>> Begin

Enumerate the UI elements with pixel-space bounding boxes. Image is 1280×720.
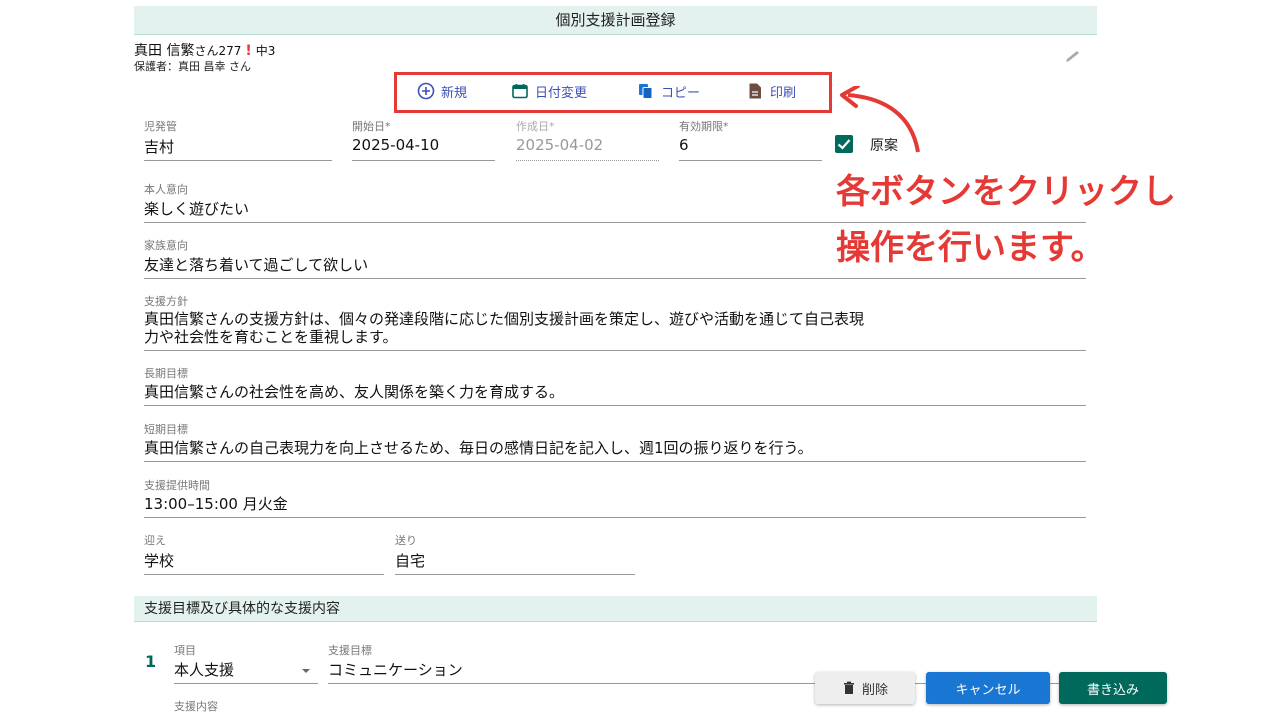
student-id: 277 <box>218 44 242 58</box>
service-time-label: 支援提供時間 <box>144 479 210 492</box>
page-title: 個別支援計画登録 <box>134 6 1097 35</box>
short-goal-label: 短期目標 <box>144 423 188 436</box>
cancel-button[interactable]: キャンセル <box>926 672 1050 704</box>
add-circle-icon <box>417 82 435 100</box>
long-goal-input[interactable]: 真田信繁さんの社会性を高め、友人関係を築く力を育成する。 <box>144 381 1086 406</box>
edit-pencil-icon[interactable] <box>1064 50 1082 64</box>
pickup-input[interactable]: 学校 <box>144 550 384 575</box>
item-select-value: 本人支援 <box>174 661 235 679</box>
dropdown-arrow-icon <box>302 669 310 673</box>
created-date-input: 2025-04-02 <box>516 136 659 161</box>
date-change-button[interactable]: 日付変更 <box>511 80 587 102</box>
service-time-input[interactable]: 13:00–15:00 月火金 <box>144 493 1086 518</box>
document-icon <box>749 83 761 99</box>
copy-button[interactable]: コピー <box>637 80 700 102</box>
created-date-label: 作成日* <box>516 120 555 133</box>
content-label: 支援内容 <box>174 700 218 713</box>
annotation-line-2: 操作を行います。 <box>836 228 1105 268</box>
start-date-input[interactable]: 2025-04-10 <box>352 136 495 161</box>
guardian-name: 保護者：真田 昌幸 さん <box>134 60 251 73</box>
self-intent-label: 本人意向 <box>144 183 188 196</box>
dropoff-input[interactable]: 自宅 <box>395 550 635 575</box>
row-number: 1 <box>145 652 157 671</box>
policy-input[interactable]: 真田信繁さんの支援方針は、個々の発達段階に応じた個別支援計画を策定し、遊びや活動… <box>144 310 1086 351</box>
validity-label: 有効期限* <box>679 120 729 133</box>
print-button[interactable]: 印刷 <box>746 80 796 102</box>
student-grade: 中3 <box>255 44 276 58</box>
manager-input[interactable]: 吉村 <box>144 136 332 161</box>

>> End

▸ **Written problem**
In the part of the data that opens with the line containing "student-id: 277 <box>218 44 242 58</box>" and closes with the line containing "document-icon <box>749 83 761 99</box>", replace "icon" with "glyph" and give back only those lines, with nothing else changed.

▸ **Task result**
student-id: 277 <box>218 44 242 58</box>
service-time-label: 支援提供時間 <box>144 479 210 492</box>
page-title: 個別支援計画登録 <box>134 6 1097 35</box>
short-goal-label: 短期目標 <box>144 423 188 436</box>
cancel-button[interactable]: キャンセル <box>926 672 1050 704</box>
add-circle-glyph <box>417 82 435 100</box>
long-goal-input[interactable]: 真田信繁さんの社会性を高め、友人関係を築く力を育成する。 <box>144 381 1086 406</box>
edit-pencil-glyph[interactable] <box>1064 50 1082 64</box>
pickup-input[interactable]: 学校 <box>144 550 384 575</box>
item-select-value: 本人支援 <box>174 661 235 679</box>
dropdown-arrow-glyph <box>302 669 310 673</box>
created-date-input: 2025-04-02 <box>516 136 659 161</box>
date-change-button[interactable]: 日付変更 <box>511 80 587 102</box>
service-time-input[interactable]: 13:00–15:00 月火金 <box>144 493 1086 518</box>
document-glyph <box>749 83 761 99</box>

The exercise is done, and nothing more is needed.